[WHAT NEEDS TO BE DONE] Copy every line of the data that contains the string "Přízemní".

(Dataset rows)
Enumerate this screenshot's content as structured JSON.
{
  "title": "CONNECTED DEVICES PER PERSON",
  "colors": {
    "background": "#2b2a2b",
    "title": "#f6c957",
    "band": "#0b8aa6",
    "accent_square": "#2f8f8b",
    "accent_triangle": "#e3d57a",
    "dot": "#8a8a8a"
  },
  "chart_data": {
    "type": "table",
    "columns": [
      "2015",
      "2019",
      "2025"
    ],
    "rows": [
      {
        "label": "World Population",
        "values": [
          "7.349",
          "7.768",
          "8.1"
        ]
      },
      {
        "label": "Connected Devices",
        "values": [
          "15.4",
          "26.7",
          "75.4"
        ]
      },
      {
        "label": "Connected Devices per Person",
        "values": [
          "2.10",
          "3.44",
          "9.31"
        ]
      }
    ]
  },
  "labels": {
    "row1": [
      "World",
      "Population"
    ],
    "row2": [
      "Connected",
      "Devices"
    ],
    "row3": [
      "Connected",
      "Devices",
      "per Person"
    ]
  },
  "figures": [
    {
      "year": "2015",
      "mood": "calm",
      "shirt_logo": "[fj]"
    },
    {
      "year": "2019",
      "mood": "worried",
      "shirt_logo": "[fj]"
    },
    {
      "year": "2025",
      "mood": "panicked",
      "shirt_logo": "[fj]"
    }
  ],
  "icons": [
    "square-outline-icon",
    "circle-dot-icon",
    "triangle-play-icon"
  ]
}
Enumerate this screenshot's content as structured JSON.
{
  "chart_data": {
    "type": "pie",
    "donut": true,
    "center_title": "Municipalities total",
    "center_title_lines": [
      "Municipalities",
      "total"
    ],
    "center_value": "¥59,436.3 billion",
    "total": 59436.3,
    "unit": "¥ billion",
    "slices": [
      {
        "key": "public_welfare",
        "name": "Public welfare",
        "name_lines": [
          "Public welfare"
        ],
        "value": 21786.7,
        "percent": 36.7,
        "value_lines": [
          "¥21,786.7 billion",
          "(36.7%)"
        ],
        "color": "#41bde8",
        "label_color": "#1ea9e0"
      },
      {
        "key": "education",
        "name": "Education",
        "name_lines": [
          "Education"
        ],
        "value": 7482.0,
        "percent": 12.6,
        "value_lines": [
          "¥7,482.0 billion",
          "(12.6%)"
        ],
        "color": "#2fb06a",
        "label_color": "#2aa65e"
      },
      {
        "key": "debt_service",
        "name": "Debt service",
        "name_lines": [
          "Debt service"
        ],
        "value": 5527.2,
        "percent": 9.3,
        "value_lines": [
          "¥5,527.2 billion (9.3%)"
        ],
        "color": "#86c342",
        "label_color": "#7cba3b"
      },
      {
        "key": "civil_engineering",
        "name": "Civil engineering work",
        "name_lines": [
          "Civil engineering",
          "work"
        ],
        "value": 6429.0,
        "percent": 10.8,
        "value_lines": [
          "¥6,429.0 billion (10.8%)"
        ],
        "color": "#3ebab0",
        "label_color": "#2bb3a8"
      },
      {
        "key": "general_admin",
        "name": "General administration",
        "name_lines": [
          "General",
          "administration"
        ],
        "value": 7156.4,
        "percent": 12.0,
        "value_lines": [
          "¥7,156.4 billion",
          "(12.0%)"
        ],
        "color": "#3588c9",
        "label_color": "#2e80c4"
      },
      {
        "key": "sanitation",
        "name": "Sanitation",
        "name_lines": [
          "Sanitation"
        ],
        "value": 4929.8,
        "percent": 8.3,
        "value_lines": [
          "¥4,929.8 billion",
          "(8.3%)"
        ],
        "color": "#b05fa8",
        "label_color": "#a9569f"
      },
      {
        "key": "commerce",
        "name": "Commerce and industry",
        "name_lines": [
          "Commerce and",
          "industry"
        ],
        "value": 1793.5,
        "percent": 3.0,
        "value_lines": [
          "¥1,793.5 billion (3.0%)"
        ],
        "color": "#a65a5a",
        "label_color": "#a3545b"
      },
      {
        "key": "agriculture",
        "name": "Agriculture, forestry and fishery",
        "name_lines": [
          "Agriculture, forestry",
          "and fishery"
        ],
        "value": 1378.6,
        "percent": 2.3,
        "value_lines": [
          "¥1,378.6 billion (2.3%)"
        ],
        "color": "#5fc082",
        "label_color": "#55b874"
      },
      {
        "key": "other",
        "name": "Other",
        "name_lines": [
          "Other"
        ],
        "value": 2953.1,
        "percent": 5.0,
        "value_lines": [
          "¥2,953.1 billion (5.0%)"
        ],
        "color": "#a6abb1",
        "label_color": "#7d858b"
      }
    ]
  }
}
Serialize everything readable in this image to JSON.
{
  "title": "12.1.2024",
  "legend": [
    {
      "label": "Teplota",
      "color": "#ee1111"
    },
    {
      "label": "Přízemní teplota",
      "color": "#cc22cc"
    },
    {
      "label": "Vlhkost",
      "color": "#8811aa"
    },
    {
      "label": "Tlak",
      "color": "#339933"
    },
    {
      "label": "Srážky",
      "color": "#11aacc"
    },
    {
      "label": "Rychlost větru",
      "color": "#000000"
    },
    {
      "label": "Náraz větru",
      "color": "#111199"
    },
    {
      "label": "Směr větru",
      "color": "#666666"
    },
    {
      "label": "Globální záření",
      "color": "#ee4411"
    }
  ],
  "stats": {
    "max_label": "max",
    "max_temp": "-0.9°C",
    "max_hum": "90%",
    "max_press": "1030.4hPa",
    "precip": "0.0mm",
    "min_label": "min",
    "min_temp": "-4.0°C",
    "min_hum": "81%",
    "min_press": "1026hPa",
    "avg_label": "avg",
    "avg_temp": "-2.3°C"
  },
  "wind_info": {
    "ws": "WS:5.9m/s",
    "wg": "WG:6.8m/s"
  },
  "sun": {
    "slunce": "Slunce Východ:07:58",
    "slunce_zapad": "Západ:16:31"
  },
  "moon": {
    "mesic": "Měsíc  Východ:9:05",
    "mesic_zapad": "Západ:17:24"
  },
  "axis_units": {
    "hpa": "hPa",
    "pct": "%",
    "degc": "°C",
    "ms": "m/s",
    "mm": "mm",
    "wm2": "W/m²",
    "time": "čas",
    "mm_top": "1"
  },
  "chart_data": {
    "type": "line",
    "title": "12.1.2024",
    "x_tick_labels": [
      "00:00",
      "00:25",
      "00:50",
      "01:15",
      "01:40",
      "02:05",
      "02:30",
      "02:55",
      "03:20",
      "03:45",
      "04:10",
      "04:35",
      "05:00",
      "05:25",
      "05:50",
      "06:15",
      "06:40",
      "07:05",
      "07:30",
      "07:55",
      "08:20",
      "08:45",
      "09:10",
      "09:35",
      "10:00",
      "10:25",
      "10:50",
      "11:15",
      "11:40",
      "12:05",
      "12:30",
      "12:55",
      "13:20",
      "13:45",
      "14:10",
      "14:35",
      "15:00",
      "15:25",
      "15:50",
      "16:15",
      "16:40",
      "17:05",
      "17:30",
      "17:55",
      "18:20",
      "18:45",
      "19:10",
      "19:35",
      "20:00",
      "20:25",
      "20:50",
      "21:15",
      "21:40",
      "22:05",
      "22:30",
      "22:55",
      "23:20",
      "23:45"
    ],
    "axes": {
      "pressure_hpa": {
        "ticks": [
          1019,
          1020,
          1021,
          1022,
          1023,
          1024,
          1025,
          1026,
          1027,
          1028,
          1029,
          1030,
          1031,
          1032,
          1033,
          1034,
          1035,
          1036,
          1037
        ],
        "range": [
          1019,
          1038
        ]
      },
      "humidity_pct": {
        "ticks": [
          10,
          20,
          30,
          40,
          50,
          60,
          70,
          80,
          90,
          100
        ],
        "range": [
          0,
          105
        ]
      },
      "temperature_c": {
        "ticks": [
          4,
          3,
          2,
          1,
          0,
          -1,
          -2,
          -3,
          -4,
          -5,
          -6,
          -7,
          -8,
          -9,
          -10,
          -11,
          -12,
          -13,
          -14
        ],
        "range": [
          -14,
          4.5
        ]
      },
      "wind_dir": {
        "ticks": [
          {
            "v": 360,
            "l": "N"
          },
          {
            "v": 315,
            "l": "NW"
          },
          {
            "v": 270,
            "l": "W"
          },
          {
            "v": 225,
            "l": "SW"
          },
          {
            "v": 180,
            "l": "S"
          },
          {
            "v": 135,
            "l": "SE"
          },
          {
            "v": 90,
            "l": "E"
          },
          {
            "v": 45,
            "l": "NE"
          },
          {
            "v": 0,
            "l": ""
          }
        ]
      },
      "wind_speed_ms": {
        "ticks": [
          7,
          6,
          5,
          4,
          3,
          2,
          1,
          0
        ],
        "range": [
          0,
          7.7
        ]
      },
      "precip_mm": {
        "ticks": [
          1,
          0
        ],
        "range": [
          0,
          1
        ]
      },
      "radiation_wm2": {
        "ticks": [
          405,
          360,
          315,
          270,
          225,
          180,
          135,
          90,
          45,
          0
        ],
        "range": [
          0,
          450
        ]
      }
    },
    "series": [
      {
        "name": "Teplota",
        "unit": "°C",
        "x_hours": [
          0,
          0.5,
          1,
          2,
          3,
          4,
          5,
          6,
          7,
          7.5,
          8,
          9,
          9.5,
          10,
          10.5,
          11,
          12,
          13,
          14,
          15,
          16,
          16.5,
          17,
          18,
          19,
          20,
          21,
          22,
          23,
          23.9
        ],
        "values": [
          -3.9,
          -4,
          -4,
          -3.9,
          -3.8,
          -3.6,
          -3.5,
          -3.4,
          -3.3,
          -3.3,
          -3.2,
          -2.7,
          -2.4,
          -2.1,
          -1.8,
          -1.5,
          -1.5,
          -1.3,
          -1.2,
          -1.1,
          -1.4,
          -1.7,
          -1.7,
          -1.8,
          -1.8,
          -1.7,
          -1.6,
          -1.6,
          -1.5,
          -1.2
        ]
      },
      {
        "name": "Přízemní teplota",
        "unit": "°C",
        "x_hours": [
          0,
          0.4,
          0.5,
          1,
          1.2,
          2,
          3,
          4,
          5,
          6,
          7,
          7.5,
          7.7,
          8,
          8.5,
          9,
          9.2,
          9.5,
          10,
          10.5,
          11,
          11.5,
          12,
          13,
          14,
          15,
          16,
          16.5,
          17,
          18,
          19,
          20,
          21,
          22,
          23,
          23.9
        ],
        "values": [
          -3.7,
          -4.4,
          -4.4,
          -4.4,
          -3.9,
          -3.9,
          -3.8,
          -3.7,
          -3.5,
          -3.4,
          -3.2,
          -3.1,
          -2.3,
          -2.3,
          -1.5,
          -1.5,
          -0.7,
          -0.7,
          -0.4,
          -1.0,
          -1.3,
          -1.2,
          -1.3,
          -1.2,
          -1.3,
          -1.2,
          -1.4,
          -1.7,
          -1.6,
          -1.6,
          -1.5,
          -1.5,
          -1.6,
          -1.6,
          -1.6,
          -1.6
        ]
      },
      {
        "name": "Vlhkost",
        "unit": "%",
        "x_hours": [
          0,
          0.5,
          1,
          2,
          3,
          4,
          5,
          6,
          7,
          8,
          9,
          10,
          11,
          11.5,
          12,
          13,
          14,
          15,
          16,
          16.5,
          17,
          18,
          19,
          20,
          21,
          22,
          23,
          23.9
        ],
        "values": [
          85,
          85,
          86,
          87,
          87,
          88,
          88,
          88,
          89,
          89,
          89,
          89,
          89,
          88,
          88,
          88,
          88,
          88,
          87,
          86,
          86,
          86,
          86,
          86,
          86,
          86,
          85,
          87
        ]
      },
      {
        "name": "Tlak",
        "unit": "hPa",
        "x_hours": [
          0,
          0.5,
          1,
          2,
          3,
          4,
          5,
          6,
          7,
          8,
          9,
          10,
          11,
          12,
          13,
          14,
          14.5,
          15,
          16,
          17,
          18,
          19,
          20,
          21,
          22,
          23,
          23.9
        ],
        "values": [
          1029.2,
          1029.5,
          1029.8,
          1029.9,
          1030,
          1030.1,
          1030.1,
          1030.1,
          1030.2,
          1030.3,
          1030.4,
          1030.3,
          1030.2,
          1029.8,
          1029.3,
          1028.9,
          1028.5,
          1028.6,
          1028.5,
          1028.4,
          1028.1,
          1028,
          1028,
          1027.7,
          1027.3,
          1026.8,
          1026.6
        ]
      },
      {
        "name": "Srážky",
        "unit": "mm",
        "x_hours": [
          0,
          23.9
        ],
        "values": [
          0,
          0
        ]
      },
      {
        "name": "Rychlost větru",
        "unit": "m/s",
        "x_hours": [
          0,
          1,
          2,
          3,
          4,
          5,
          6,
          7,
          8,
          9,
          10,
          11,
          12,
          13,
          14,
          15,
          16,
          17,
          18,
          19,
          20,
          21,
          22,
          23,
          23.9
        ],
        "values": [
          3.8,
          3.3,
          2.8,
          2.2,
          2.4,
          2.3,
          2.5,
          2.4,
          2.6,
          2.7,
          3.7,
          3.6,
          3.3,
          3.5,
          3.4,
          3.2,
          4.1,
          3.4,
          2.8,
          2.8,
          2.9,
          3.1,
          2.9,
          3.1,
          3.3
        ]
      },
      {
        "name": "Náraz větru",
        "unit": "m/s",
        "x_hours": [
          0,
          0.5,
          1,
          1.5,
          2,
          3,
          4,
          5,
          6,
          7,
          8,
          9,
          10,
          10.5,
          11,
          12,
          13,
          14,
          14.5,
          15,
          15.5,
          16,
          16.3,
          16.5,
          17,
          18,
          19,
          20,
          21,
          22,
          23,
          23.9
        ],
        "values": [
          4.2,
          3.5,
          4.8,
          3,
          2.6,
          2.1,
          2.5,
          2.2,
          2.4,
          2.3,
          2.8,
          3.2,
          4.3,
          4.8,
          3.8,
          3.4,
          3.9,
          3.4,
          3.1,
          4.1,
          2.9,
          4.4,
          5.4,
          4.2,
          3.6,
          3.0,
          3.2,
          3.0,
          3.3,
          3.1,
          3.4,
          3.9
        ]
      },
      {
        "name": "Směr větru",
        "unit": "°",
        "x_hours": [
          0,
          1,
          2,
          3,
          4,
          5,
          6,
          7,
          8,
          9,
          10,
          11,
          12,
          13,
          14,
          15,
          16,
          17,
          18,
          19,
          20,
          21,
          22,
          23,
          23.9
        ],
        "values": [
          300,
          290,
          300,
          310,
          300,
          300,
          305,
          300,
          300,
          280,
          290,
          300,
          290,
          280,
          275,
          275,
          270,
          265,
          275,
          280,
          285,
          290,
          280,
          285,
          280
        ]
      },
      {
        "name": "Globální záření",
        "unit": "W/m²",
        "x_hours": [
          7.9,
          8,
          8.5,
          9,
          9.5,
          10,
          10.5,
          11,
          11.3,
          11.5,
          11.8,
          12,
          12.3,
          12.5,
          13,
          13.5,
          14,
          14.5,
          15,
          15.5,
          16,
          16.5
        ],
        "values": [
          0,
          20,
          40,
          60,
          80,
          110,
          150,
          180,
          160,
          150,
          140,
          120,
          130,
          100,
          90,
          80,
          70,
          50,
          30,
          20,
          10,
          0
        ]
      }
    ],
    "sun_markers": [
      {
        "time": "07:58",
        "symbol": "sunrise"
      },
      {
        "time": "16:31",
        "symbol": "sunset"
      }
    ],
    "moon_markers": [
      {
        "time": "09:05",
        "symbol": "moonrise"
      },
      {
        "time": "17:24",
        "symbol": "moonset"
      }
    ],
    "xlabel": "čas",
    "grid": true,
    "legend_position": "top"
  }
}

[FULL RESPONSE]
      "label": "Přízemní teplota",
        "name": "Přízemní teplota",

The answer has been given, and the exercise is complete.